Recorded data:
##############################
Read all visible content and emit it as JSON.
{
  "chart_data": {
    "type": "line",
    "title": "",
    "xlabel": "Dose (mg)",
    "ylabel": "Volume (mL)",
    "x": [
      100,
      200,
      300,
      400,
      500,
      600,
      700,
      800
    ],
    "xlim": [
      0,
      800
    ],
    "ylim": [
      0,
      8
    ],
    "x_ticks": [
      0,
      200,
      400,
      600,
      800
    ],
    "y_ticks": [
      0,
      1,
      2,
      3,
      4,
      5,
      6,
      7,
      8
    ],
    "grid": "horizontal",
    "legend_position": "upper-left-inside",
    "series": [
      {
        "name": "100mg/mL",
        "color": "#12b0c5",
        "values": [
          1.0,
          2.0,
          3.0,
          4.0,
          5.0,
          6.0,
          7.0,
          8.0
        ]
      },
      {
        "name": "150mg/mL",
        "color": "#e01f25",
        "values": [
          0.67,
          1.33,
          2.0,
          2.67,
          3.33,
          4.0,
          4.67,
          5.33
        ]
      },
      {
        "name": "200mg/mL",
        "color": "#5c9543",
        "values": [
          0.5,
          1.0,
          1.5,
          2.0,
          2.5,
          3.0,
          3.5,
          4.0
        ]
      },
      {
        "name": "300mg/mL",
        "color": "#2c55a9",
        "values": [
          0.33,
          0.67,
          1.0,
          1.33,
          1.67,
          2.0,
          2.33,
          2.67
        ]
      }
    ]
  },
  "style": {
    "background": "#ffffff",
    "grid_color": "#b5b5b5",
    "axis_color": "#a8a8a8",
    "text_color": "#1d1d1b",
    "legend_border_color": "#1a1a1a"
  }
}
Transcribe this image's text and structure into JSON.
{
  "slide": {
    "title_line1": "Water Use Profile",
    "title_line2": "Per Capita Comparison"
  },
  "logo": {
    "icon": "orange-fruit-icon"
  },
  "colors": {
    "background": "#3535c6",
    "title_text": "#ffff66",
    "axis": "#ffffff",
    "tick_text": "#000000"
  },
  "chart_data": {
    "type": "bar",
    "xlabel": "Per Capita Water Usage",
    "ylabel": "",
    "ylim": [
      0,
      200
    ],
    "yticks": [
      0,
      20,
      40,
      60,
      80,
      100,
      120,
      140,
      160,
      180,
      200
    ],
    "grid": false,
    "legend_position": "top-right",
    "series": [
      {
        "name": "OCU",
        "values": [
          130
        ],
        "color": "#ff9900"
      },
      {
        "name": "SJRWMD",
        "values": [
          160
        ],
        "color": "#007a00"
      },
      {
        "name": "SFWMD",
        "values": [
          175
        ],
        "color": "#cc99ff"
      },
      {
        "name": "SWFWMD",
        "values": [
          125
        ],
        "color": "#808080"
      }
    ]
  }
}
##############################
All entries shown above should be printed again exactly.

Read all visible content and emit it as JSON.
{
  "chart_data": {
    "type": "line",
    "title": "",
    "xlabel": "Dose (mg)",
    "ylabel": "Volume (mL)",
    "x": [
      100,
      200,
      300,
      400,
      500,
      600,
      700,
      800
    ],
    "xlim": [
      0,
      800
    ],
    "ylim": [
      0,
      8
    ],
    "x_ticks": [
      0,
      200,
      400,
      600,
      800
    ],
    "y_ticks": [
      0,
      1,
      2,
      3,
      4,
      5,
      6,
      7,
      8
    ],
    "grid": "horizontal",
    "legend_position": "upper-left-inside",
    "series": [
      {
        "name": "100mg/mL",
        "color": "#12b0c5",
        "values": [
          1.0,
          2.0,
          3.0,
          4.0,
          5.0,
          6.0,
          7.0,
          8.0
        ]
      },
      {
        "name": "150mg/mL",
        "color": "#e01f25",
        "values": [
          0.67,
          1.33,
          2.0,
          2.67,
          3.33,
          4.0,
          4.67,
          5.33
        ]
      },
      {
        "name": "200mg/mL",
        "color": "#5c9543",
        "values": [
          0.5,
          1.0,
          1.5,
          2.0,
          2.5,
          3.0,
          3.5,
          4.0
        ]
      },
      {
        "name": "300mg/mL",
        "color": "#2c55a9",
        "values": [
          0.33,
          0.67,
          1.0,
          1.33,
          1.67,
          2.0,
          2.33,
          2.67
        ]
      }
    ]
  },
  "style": {
    "background": "#ffffff",
    "grid_color": "#b5b5b5",
    "axis_color": "#a8a8a8",
    "text_color": "#1d1d1b",
    "legend_border_color": "#1a1a1a"
  }
}
Transcribe this image's text and structure into JSON.
{
  "slide": {
    "title_line1": "Water Use Profile",
    "title_line2": "Per Capita Comparison"
  },
  "logo": {
    "icon": "orange-fruit-icon"
  },
  "colors": {
    "background": "#3535c6",
    "title_text": "#ffff66",
    "axis": "#ffffff",
    "tick_text": "#000000"
  },
  "chart_data": {
    "type": "bar",
    "xlabel": "Per Capita Water Usage",
    "ylabel": "",
    "ylim": [
      0,
      200
    ],
    "yticks": [
      0,
      20,
      40,
      60,
      80,
      100,
      120,
      140,
      160,
      180,
      200
    ],
    "grid": false,
    "legend_position": "top-right",
    "series": [
      {
        "name": "OCU",
        "values": [
          130
        ],
        "color": "#ff9900"
      },
      {
        "name": "SJRWMD",
        "values": [
          160
        ],
        "color": "#007a00"
      },
      {
        "name": "SFWMD",
        "values": [
          175
        ],
        "color": "#cc99ff"
      },
      {
        "name": "SWFWMD",
        "values": [
          125
        ],
        "color": "#808080"
      }
    ]
  }
}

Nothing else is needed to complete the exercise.